* BEGIN DATA ROWS *
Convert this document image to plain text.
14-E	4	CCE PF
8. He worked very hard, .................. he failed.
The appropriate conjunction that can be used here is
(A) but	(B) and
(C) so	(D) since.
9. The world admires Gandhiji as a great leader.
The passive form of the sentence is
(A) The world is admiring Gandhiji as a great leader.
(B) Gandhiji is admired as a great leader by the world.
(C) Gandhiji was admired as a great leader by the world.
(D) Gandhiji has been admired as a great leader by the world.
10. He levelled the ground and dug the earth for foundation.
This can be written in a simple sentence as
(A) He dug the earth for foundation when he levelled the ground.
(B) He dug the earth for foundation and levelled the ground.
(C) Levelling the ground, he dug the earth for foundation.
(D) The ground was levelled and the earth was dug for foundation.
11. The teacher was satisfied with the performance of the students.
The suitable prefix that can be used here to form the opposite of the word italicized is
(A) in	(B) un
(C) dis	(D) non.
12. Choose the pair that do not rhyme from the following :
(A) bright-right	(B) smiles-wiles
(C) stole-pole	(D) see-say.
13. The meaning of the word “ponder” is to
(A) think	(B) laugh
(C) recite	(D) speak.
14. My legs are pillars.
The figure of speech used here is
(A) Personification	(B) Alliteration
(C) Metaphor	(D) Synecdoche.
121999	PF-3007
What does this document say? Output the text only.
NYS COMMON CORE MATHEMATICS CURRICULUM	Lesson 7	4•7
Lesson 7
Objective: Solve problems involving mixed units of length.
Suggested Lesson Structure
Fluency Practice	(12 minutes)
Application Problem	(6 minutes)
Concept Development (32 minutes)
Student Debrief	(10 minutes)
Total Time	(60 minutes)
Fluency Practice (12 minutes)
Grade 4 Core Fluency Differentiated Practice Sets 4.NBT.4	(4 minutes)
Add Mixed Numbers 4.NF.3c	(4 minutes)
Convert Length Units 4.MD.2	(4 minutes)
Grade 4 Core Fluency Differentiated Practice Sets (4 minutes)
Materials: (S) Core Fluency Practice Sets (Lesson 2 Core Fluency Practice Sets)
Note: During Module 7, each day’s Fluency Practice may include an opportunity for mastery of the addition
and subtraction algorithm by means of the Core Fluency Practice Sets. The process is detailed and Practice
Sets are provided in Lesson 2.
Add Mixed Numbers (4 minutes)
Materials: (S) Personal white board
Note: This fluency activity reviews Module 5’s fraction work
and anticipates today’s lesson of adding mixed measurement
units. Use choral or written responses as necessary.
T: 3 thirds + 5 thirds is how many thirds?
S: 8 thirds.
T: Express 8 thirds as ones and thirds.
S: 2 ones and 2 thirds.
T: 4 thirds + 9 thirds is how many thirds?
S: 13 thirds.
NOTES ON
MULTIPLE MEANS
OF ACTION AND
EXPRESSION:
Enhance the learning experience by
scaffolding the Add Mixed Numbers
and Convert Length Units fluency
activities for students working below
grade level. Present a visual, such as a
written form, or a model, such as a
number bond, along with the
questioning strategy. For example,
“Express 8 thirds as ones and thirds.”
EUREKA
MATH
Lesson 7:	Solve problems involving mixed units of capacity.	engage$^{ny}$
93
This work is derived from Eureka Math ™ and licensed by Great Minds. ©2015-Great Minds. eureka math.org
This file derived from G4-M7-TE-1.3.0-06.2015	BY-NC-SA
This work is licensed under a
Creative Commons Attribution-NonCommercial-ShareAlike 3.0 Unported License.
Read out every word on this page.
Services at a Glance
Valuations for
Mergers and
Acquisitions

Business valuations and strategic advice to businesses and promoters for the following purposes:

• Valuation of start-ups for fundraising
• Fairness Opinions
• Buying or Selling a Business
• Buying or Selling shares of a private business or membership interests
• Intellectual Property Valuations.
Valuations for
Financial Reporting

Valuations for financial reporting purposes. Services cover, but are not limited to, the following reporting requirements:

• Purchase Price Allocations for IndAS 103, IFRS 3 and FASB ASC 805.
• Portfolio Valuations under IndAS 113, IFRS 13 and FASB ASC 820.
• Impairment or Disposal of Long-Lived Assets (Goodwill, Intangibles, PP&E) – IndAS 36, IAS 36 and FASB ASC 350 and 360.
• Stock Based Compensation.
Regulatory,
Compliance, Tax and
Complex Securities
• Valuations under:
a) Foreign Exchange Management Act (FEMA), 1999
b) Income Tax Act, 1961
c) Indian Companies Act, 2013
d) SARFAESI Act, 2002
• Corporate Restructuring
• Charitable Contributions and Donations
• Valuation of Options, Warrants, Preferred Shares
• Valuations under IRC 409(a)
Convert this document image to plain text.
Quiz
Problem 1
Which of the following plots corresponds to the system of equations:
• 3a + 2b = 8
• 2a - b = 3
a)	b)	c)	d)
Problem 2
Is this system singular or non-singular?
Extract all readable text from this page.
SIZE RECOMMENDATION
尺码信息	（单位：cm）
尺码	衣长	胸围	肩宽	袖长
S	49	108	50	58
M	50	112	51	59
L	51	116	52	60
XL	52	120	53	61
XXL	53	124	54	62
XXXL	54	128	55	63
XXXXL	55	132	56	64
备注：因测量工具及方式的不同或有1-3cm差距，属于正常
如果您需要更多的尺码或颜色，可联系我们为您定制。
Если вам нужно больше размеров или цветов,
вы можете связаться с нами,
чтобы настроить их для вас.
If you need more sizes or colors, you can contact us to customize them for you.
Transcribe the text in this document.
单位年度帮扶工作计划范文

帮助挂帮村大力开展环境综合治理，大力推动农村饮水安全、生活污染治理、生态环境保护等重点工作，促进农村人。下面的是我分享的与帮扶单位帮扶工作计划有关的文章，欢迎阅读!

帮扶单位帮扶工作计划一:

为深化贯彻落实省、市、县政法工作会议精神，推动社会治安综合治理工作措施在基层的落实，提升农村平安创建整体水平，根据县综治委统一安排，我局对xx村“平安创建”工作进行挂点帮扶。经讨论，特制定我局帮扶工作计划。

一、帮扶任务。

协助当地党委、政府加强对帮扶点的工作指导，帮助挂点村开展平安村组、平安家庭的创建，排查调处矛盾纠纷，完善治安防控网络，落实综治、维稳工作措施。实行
* END DATA ROWS *
### [TASK OBJECTIVE]
Restate the listing in full, word for word.

### [WRITTEN RESPONSE]
Convert this document image to plain text.
14-E	4	CCE PF
8. He worked very hard, .................. he failed.
The appropriate conjunction that can be used here is
(A) but	(B) and
(C) so	(D) since.
9. The world admires Gandhiji as a great leader.
The passive form of the sentence is
(A) The world is admiring Gandhiji as a great leader.
(B) Gandhiji is admired as a great leader by the world.
(C) Gandhiji was admired as a great leader by the world.
(D) Gandhiji has been admired as a great leader by the world.
10. He levelled the ground and dug the earth for foundation.
This can be written in a simple sentence as
(A) He dug the earth for foundation when he levelled the ground.
(B) He dug the earth for foundation and levelled the ground.
(C) Levelling the ground, he dug the earth for foundation.
(D) The ground was levelled and the earth was dug for foundation.
11. The teacher was satisfied with the performance of the students.
The suitable prefix that can be used here to form the opposite of the word italicized is
(A) in	(B) un
(C) dis	(D) non.
12. Choose the pair that do not rhyme from the following :
(A) bright-right	(B) smiles-wiles
(C) stole-pole	(D) see-say.
13. The meaning of the word “ponder” is to
(A) think	(B) laugh
(C) recite	(D) speak.
14. My legs are pillars.
The figure of speech used here is
(A) Personification	(B) Alliteration
(C) Metaphor	(D) Synecdoche.
121999	PF-3007
What does this document say? Output the text only.
NYS COMMON CORE MATHEMATICS CURRICULUM	Lesson 7	4•7
Lesson 7
Objective: Solve problems involving mixed units of length.
Suggested Lesson Structure
Fluency Practice	(12 minutes)
Application Problem	(6 minutes)
Concept Development (32 minutes)
Student Debrief	(10 minutes)
Total Time	(60 minutes)
Fluency Practice (12 minutes)
Grade 4 Core Fluency Differentiated Practice Sets 4.NBT.4	(4 minutes)
Add Mixed Numbers 4.NF.3c	(4 minutes)
Convert Length Units 4.MD.2	(4 minutes)
Grade 4 Core Fluency Differentiated Practice Sets (4 minutes)
Materials: (S) Core Fluency Practice Sets (Lesson 2 Core Fluency Practice Sets)
Note: During Module 7, each day’s Fluency Practice may include an opportunity for mastery of the addition
and subtraction algorithm by means of the Core Fluency Practice Sets. The process is detailed and Practice
Sets are provided in Lesson 2.
Add Mixed Numbers (4 minutes)
Materials: (S) Personal white board
Note: This fluency activity reviews Module 5’s fraction work
and anticipates today’s lesson of adding mixed measurement
units. Use choral or written responses as necessary.
T: 3 thirds + 5 thirds is how many thirds?
S: 8 thirds.
T: Express 8 thirds as ones and thirds.
S: 2 ones and 2 thirds.
T: 4 thirds + 9 thirds is how many thirds?
S: 13 thirds.
NOTES ON
MULTIPLE MEANS
OF ACTION AND
EXPRESSION:
Enhance the learning experience by
scaffolding the Add Mixed Numbers
and Convert Length Units fluency
activities for students working below
grade level. Present a visual, such as a
written form, or a model, such as a
number bond, along with the
questioning strategy. For example,
“Express 8 thirds as ones and thirds.”
EUREKA
MATH
Lesson 7:	Solve problems involving mixed units of capacity.	engage$^{ny}$
93
This work is derived from Eureka Math ™ and licensed by Great Minds. ©2015-Great Minds. eureka math.org
This file derived from G4-M7-TE-1.3.0-06.2015	BY-NC-SA
This work is licensed under a
Creative Commons Attribution-NonCommercial-ShareAlike 3.0 Unported License.
Read out every word on this page.
Services at a Glance
Valuations for
Mergers and
Acquisitions

Business valuations and strategic advice to businesses and promoters for the following purposes:

• Valuation of start-ups for fundraising
• Fairness Opinions
• Buying or Selling a Business
• Buying or Selling shares of a private business or membership interests
• Intellectual Property Valuations.
Valuations for
Financial Reporting

Valuations for financial reporting purposes. Services cover, but are not limited to, the following reporting requirements:

• Purchase Price Allocations for IndAS 103, IFRS 3 and FASB ASC 805.
• Portfolio Valuations under IndAS 113, IFRS 13 and FASB ASC 820.
• Impairment or Disposal of Long-Lived Assets (Goodwill, Intangibles, PP&E) – IndAS 36, IAS 36 and FASB ASC 350 and 360.
• Stock Based Compensation.
Regulatory,
Compliance, Tax and
Complex Securities
• Valuations under:
a) Foreign Exchange Management Act (FEMA), 1999
b) Income Tax Act, 1961
c) Indian Companies Act, 2013
d) SARFAESI Act, 2002
• Corporate Restructuring
• Charitable Contributions and Donations
• Valuation of Options, Warrants, Preferred Shares
• Valuations under IRC 409(a)
Convert this document image to plain text.
Quiz
Problem 1
Which of the following plots corresponds to the system of equations:
• 3a + 2b = 8
• 2a - b = 3
a)	b)	c)	d)
Problem 2
Is this system singular or non-singular?
Extract all readable text from this page.
SIZE RECOMMENDATION
尺码信息	（单位：cm）
尺码	衣长	胸围	肩宽	袖长
S	49	108	50	58
M	50	112	51	59
L	51	116	52	60
XL	52	120	53	61
XXL	53	124	54	62
XXXL	54	128	55	63
XXXXL	55	132	56	64
备注：因测量工具及方式的不同或有1-3cm差距，属于正常
如果您需要更多的尺码或颜色，可联系我们为您定制。
Если вам нужно больше размеров или цветов,
вы можете связаться с нами,
чтобы настроить их для вас.
If you need more sizes or colors, you can contact us to customize them for you.
Transcribe the text in this document.
单位年度帮扶工作计划范文

帮助挂帮村大力开展环境综合治理，大力推动农村饮水安全、生活污染治理、生态环境保护等重点工作，促进农村人。下面的是我分享的与帮扶单位帮扶工作计划有关的文章，欢迎阅读!

帮扶单位帮扶工作计划一:

为深化贯彻落实省、市、县政法工作会议精神，推动社会治安综合治理工作措施在基层的落实，提升农村平安创建整体水平，根据县综治委统一安排，我局对xx村“平安创建”工作进行挂点帮扶。经讨论，特制定我局帮扶工作计划。

一、帮扶任务。

协助当地党委、政府加强对帮扶点的工作指导，帮助挂点村开展平安村组、平安家庭的创建，排查调处矛盾纠纷，完善治安防控网络，落实综治、维稳工作措施。实行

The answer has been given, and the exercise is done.